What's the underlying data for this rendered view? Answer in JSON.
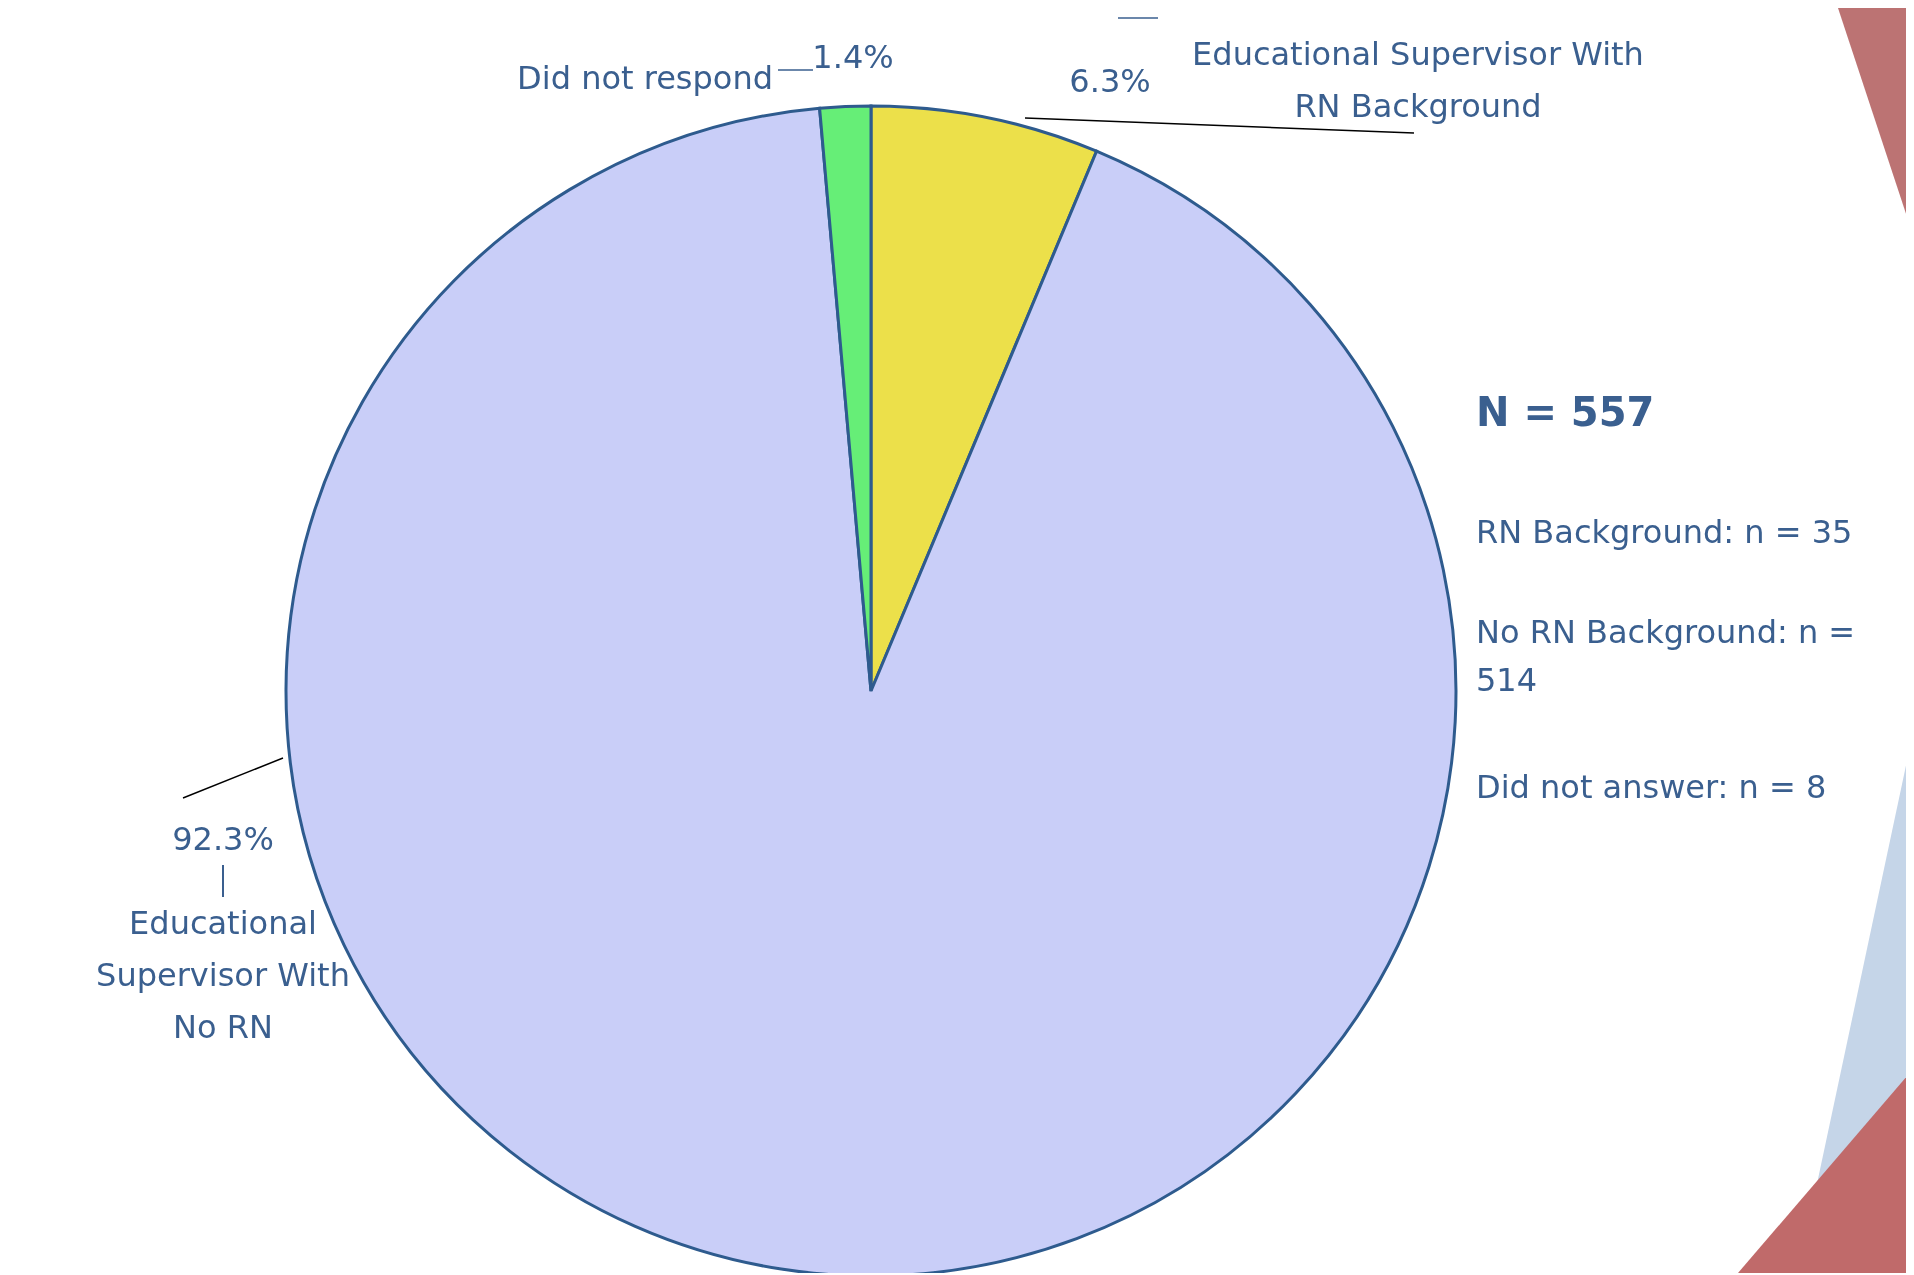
{
  "chart_data": {
    "type": "pie",
    "categories": [
      "Educational Supervisor With RN Background",
      "Educational Supervisor With No RN",
      "Did not respond"
    ],
    "values": [
      6.3,
      92.3,
      1.4
    ],
    "value_labels": [
      "6.3%",
      "92.3%",
      "1.4%"
    ],
    "colors": [
      "#ece04a",
      "#c9cef8",
      "#66ee77"
    ],
    "annotations": [
      "N = 557",
      "RN Background: n = 35",
      "No RN Background: n = 514",
      "Did not answer: n = 8"
    ]
  }
}
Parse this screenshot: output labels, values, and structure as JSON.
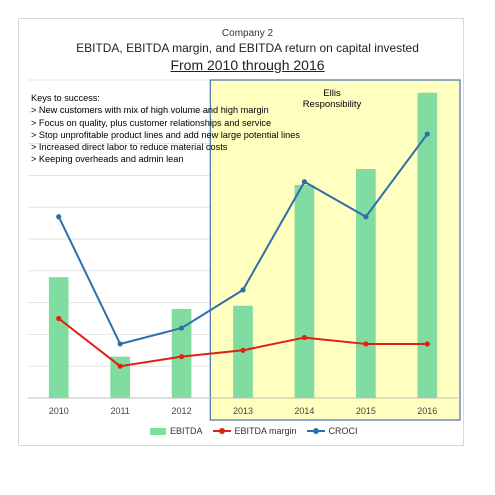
{
  "header": {
    "company": "Company 2",
    "title": "EBITDA, EBITDA margin, and EBITDA return on capital invested",
    "subtitle": "From 2010 through 2016"
  },
  "keys": {
    "heading": "Keys to success:",
    "items": [
      "> New customers with mix of high volume and high margin",
      "> Focus on quality, plus customer relationships and service",
      "> Stop unprofitable product lines and add new large potential lines",
      "> Increased direct labor to reduce material costs",
      "> Keeping overheads and admin lean"
    ]
  },
  "responsibility": {
    "label_line1": "Ellis",
    "label_line2": "Responsibility",
    "color": "#ffffbf",
    "border_color": "#4a6fb0",
    "from": "2013",
    "to": "2016"
  },
  "chart_data": {
    "type": "bar",
    "categories": [
      "2010",
      "2011",
      "2012",
      "2013",
      "2014",
      "2015",
      "2016"
    ],
    "ylim": [
      0,
      100
    ],
    "grid": true,
    "legend_position": "bottom",
    "series": [
      {
        "name": "EBITDA",
        "kind": "bar",
        "color": "#80dca0",
        "values": [
          38,
          13,
          28,
          29,
          67,
          72,
          96
        ]
      },
      {
        "name": "EBITDA margin",
        "kind": "line",
        "color": "#e02010",
        "values": [
          25,
          10,
          13,
          15,
          19,
          17,
          17
        ]
      },
      {
        "name": "CROCI",
        "kind": "line",
        "color": "#2f6fa8",
        "values": [
          57,
          17,
          22,
          34,
          68,
          57,
          83
        ]
      }
    ]
  }
}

======

> [OBJECTIVE]:
Only the lines from the one holding "Parse this screenshot: output" through the last line of the records should be output, please, exactly and without any pictures.

> [ANSWER TO THE PROBLEM]:
Parse this screenshot: output labels, values, and structure as JSON.
{
  "header": {
    "company": "Company 2",
    "title": "EBITDA, EBITDA margin, and EBITDA return on capital invested",
    "subtitle": "From 2010 through 2016"
  },
  "keys": {
    "heading": "Keys to success:",
    "items": [
      "> New customers with mix of high volume and high margin",
      "> Focus on quality, plus customer relationships and service",
      "> Stop unprofitable product lines and add new large potential lines",
      "> Increased direct labor to reduce material costs",
      "> Keeping overheads and admin lean"
    ]
  },
  "responsibility": {
    "label_line1": "Ellis",
    "label_line2": "Responsibility",
    "color": "#ffffbf",
    "border_color": "#4a6fb0",
    "from": "2013",
    "to": "2016"
  },
  "chart_data": {
    "type": "bar",
    "categories": [
      "2010",
      "2011",
      "2012",
      "2013",
      "2014",
      "2015",
      "2016"
    ],
    "ylim": [
      0,
      100
    ],
    "grid": true,
    "legend_position": "bottom",
    "series": [
      {
        "name": "EBITDA",
        "kind": "bar",
        "color": "#80dca0",
        "values": [
          38,
          13,
          28,
          29,
          67,
          72,
          96
        ]
      },
      {
        "name": "EBITDA margin",
        "kind": "line",
        "color": "#e02010",
        "values": [
          25,
          10,
          13,
          15,
          19,
          17,
          17
        ]
      },
      {
        "name": "CROCI",
        "kind": "line",
        "color": "#2f6fa8",
        "values": [
          57,
          17,
          22,
          34,
          68,
          57,
          83
        ]
      }
    ]
  }
}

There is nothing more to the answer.